▸ What you need to do
Reproduce word for word the part of the items that opens with the very first line and closes with the line containing "912, 1391, 928]", both included.

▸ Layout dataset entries
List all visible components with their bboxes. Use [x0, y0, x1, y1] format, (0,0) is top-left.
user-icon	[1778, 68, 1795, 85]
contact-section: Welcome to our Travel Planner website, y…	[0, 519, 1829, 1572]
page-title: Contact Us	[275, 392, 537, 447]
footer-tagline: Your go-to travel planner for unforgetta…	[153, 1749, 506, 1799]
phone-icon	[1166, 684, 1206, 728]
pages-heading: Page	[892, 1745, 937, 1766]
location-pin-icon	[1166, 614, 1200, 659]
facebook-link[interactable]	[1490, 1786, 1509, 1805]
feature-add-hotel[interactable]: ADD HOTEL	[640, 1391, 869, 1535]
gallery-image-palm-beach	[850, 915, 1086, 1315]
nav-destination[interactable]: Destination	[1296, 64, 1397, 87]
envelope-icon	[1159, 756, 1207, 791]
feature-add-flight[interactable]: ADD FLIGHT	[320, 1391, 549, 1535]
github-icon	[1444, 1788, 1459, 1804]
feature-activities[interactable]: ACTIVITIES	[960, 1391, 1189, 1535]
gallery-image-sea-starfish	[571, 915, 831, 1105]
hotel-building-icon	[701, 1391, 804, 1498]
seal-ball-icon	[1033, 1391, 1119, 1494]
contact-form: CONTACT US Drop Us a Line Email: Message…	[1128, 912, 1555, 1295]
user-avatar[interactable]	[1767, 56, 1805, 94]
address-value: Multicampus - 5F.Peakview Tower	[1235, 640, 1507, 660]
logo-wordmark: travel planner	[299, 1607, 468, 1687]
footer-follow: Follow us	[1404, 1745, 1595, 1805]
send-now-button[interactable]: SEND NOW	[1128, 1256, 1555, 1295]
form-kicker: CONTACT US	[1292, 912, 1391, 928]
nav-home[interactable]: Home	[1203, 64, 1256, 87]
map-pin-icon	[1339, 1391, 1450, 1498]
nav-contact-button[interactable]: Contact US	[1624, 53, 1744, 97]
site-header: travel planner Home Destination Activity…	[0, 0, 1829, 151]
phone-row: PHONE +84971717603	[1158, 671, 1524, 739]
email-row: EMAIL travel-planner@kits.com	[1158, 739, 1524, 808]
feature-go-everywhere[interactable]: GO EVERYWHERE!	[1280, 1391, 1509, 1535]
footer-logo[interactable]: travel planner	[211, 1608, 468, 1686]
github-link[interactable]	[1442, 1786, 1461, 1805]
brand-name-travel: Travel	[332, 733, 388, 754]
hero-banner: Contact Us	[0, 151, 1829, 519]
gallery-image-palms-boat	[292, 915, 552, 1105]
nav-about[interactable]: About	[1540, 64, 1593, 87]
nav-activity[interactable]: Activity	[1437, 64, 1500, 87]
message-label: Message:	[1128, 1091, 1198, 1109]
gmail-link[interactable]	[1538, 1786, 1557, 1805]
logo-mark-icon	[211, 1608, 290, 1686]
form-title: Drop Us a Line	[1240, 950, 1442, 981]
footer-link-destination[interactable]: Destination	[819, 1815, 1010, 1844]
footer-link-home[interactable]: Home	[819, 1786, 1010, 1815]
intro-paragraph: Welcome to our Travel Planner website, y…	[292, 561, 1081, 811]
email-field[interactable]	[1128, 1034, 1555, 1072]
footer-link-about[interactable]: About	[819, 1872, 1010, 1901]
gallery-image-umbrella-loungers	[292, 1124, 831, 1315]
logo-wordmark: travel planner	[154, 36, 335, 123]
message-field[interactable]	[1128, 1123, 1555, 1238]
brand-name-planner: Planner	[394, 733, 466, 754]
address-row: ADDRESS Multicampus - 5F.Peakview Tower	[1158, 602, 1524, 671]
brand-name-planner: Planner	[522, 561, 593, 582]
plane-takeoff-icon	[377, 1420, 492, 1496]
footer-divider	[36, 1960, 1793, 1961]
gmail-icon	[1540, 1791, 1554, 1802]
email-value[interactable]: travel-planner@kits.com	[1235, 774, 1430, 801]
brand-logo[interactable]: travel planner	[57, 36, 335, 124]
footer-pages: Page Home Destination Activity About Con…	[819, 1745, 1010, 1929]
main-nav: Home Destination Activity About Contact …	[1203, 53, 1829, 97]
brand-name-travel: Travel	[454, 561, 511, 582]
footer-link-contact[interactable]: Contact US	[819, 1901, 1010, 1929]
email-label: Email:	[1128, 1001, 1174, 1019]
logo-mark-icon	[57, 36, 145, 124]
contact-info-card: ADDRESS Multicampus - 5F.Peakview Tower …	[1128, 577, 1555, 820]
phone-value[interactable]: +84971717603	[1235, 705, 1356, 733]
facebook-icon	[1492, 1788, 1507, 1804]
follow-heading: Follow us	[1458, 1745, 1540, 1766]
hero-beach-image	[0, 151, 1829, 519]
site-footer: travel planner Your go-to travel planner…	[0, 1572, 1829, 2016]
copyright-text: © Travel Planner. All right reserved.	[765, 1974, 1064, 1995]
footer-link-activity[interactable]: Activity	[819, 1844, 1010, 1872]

▸ Solved problem
List all visible components with their bboxes. Use [x0, y0, x1, y1] format, (0,0) is top-left.
user-icon	[1778, 68, 1795, 85]
contact-section: Welcome to our Travel Planner website, y…	[0, 519, 1829, 1572]
page-title: Contact Us	[275, 392, 537, 447]
footer-tagline: Your go-to travel planner for unforgetta…	[153, 1749, 506, 1799]
phone-icon	[1166, 684, 1206, 728]
pages-heading: Page	[892, 1745, 937, 1766]
location-pin-icon	[1166, 614, 1200, 659]
facebook-link[interactable]	[1490, 1786, 1509, 1805]
feature-add-hotel[interactable]: ADD HOTEL	[640, 1391, 869, 1535]
gallery-image-palm-beach	[850, 915, 1086, 1315]
nav-destination[interactable]: Destination	[1296, 64, 1397, 87]
envelope-icon	[1159, 756, 1207, 791]
feature-add-flight[interactable]: ADD FLIGHT	[320, 1391, 549, 1535]
github-icon	[1444, 1788, 1459, 1804]
feature-activities[interactable]: ACTIVITIES	[960, 1391, 1189, 1535]
gallery-image-sea-starfish	[571, 915, 831, 1105]
hotel-building-icon	[701, 1391, 804, 1498]
seal-ball-icon	[1033, 1391, 1119, 1494]
contact-form: CONTACT US Drop Us a Line Email: Message…	[1128, 912, 1555, 1295]
user-avatar[interactable]	[1767, 56, 1805, 94]
address-value: Multicampus - 5F.Peakview Tower	[1235, 640, 1507, 660]
logo-wordmark: travel planner	[299, 1607, 468, 1687]
footer-follow: Follow us	[1404, 1745, 1595, 1805]
send-now-button[interactable]: SEND NOW	[1128, 1256, 1555, 1295]
form-kicker: CONTACT US	[1292, 912, 1391, 928]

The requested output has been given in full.